* [WHAT NEEDS TO BE DONE]:
Reproduce the listing below without changes, except that pictures are left out.

* [TASK INPUTS]:

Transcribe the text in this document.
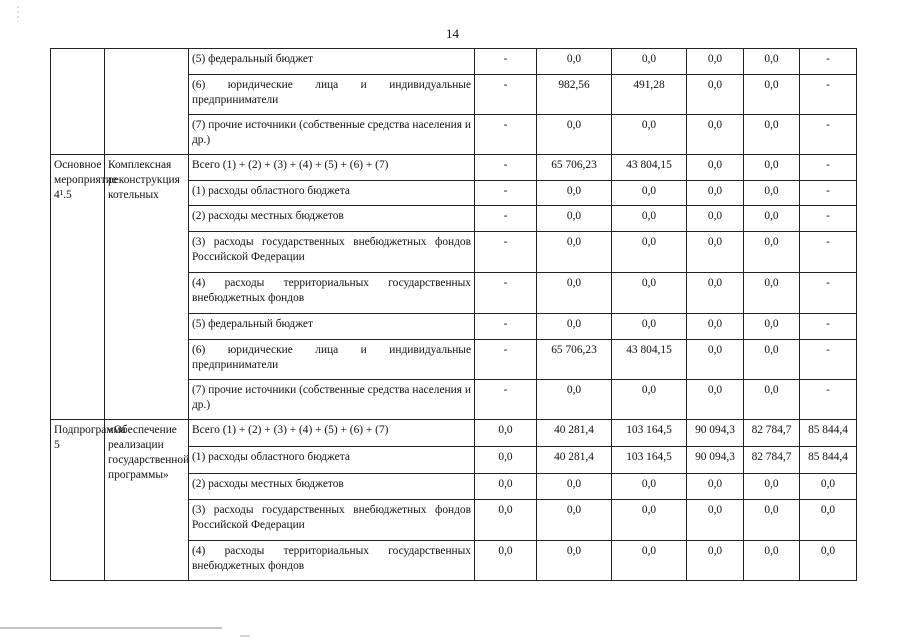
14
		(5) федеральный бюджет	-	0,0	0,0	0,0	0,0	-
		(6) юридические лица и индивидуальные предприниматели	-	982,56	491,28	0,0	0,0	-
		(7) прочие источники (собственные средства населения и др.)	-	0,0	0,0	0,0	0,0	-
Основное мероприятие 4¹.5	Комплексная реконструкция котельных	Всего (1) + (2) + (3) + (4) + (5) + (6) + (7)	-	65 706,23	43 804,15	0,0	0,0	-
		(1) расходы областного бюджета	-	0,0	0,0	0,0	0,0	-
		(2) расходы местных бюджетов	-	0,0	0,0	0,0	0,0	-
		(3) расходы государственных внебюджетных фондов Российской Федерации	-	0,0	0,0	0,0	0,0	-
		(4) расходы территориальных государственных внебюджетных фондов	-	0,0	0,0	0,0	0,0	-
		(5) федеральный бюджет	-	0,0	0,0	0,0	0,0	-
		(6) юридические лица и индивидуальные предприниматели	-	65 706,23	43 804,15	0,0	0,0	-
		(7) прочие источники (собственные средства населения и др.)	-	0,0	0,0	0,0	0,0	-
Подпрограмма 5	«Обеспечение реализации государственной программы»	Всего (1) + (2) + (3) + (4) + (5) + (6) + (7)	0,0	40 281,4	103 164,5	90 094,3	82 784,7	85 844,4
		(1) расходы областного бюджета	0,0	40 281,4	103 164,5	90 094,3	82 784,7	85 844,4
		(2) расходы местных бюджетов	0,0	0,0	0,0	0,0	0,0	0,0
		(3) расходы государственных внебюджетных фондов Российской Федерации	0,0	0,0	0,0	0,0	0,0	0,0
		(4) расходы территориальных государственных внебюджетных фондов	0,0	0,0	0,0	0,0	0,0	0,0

* [ANSWER]:
Transcribe the text in this document.
14
		(5) федеральный бюджет	-	0,0	0,0	0,0	0,0	-
		(6) юридические лица и индивидуальные предприниматели	-	982,56	491,28	0,0	0,0	-
		(7) прочие источники (собственные средства населения и др.)	-	0,0	0,0	0,0	0,0	-
Основное мероприятие 4¹.5	Комплексная реконструкция котельных	Всего (1) + (2) + (3) + (4) + (5) + (6) + (7)	-	65 706,23	43 804,15	0,0	0,0	-
		(1) расходы областного бюджета	-	0,0	0,0	0,0	0,0	-
		(2) расходы местных бюджетов	-	0,0	0,0	0,0	0,0	-
		(3) расходы государственных внебюджетных фондов Российской Федерации	-	0,0	0,0	0,0	0,0	-
		(4) расходы территориальных государственных внебюджетных фондов	-	0,0	0,0	0,0	0,0	-
		(5) федеральный бюджет	-	0,0	0,0	0,0	0,0	-
		(6) юридические лица и индивидуальные предприниматели	-	65 706,23	43 804,15	0,0	0,0	-
		(7) прочие источники (собственные средства населения и др.)	-	0,0	0,0	0,0	0,0	-
Подпрограмма 5	«Обеспечение реализации государственной программы»	Всего (1) + (2) + (3) + (4) + (5) + (6) + (7)	0,0	40 281,4	103 164,5	90 094,3	82 784,7	85 844,4
		(1) расходы областного бюджета	0,0	40 281,4	103 164,5	90 094,3	82 784,7	85 844,4
		(2) расходы местных бюджетов	0,0	0,0	0,0	0,0	0,0	0,0
		(3) расходы государственных внебюджетных фондов Российской Федерации	0,0	0,0	0,0	0,0	0,0	0,0
		(4) расходы территориальных государственных внебюджетных фондов	0,0	0,0	0,0	0,0	0,0	0,0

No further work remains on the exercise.